### Given problem
Write out the listing below without alteration, omitting its pictures.

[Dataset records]

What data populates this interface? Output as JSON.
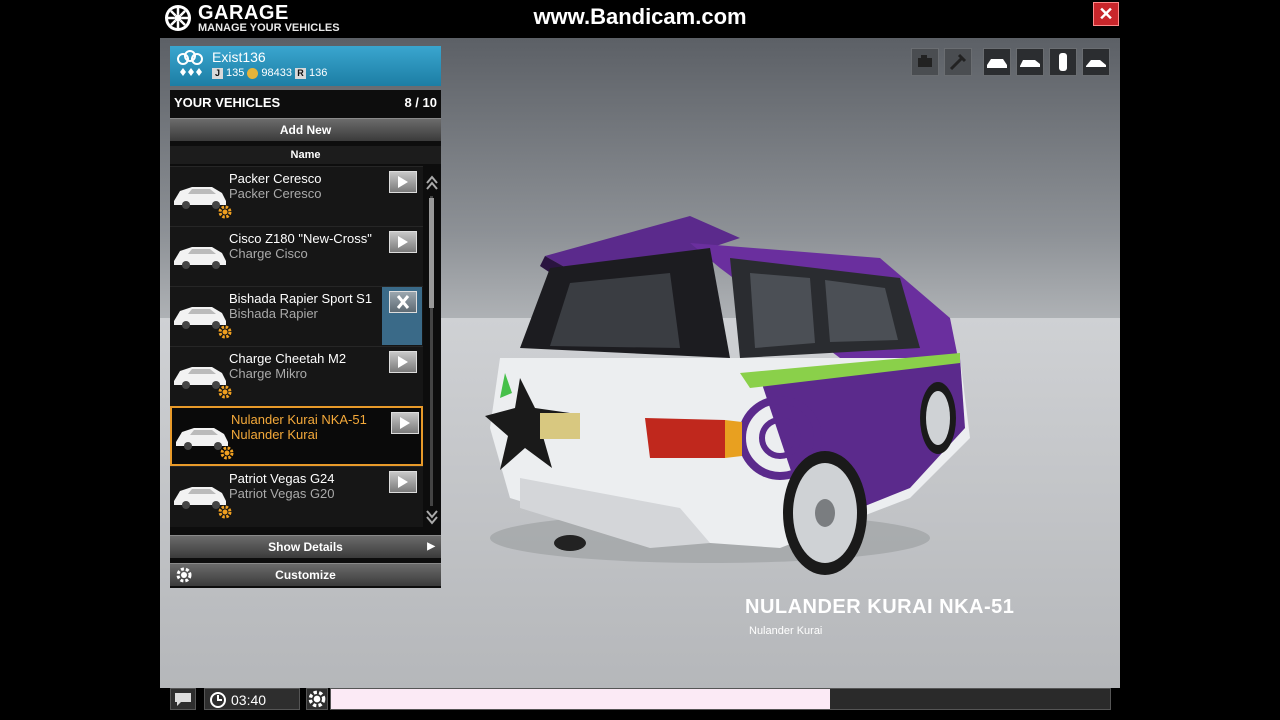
{
  "app": {
    "title": "GARAGE",
    "subtitle": "MANAGE YOUR VEHICLES",
    "watermark": "www.Bandicam.com",
    "close_icon": "close-icon"
  },
  "player": {
    "name": "Exist136",
    "level_badge": "J",
    "level": "135",
    "money": "98433",
    "rank_badge": "R",
    "rank": "136"
  },
  "vehicles_panel": {
    "header": "YOUR VEHICLES",
    "count": "8 / 10",
    "add_new_label": "Add New",
    "column_name": "Name",
    "items": [
      {
        "name": "Packer Ceresco",
        "model": "Packer Ceresco",
        "action": "arrow-right-icon",
        "gear": true,
        "selected": false
      },
      {
        "name": "Cisco Z180 \"New-Cross\"",
        "model": "Charge Cisco",
        "action": "arrow-right-icon",
        "gear": false,
        "selected": false
      },
      {
        "name": "Bishada Rapier Sport S1",
        "model": "Bishada Rapier",
        "action": "close-icon",
        "gear": true,
        "selected": false
      },
      {
        "name": "Charge Cheetah M2",
        "model": "Charge Mikro",
        "action": "arrow-right-icon",
        "gear": true,
        "selected": false
      },
      {
        "name": "Nulander Kurai NKA-51",
        "model": "Nulander Kurai",
        "action": "arrow-right-icon",
        "gear": true,
        "selected": true
      },
      {
        "name": "Patriot Vegas G24",
        "model": "Patriot Vegas G20",
        "action": "arrow-right-icon",
        "gear": true,
        "selected": false
      }
    ],
    "show_details_label": "Show Details",
    "customize_label": "Customize"
  },
  "view_controls": [
    "engine-icon",
    "tools-icon",
    "car-front-view-icon",
    "car-side-view-icon",
    "car-rear-view-icon",
    "car-top-view-icon"
  ],
  "selected_vehicle": {
    "title": "NULANDER KURAI NKA-51",
    "subtitle": "Nulander Kurai"
  },
  "bottom_bar": {
    "time": "03:40",
    "progress": 0.64
  },
  "colors": {
    "accent_blue": "#2a93bd",
    "selection_orange": "#e89a2a",
    "close_red": "#c8262b",
    "car_purple": "#5b2a8c"
  }
}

### Right answer
What data populates this interface? Output as JSON.
{
  "app": {
    "title": "GARAGE",
    "subtitle": "MANAGE YOUR VEHICLES",
    "watermark": "www.Bandicam.com",
    "close_icon": "close-icon"
  },
  "player": {
    "name": "Exist136",
    "level_badge": "J",
    "level": "135",
    "money": "98433",
    "rank_badge": "R",
    "rank": "136"
  },
  "vehicles_panel": {
    "header": "YOUR VEHICLES",
    "count": "8 / 10",
    "add_new_label": "Add New",
    "column_name": "Name",
    "items": [
      {
        "name": "Packer Ceresco",
        "model": "Packer Ceresco",
        "action": "arrow-right-icon",
        "gear": true,
        "selected": false
      },
      {
        "name": "Cisco Z180 \"New-Cross\"",
        "model": "Charge Cisco",
        "action": "arrow-right-icon",
        "gear": false,
        "selected": false
      },
      {
        "name": "Bishada Rapier Sport S1",
        "model": "Bishada Rapier",
        "action": "close-icon",
        "gear": true,
        "selected": false
      },
      {
        "name": "Charge Cheetah M2",
        "model": "Charge Mikro",
        "action": "arrow-right-icon",
        "gear": true,
        "selected": false
      },
      {
        "name": "Nulander Kurai NKA-51",
        "model": "Nulander Kurai",
        "action": "arrow-right-icon",
        "gear": true,
        "selected": true
      },
      {
        "name": "Patriot Vegas G24",
        "model": "Patriot Vegas G20",
        "action": "arrow-right-icon",
        "gear": true,
        "selected": false
      }
    ],
    "show_details_label": "Show Details",
    "customize_label": "Customize"
  },
  "view_controls": [
    "engine-icon",
    "tools-icon",
    "car-front-view-icon",
    "car-side-view-icon",
    "car-rear-view-icon",
    "car-top-view-icon"
  ],
  "selected_vehicle": {
    "title": "NULANDER KURAI NKA-51",
    "subtitle": "Nulander Kurai"
  },
  "bottom_bar": {
    "time": "03:40",
    "progress": 0.64
  },
  "colors": {
    "accent_blue": "#2a93bd",
    "selection_orange": "#e89a2a",
    "close_red": "#c8262b",
    "car_purple": "#5b2a8c"
  }
}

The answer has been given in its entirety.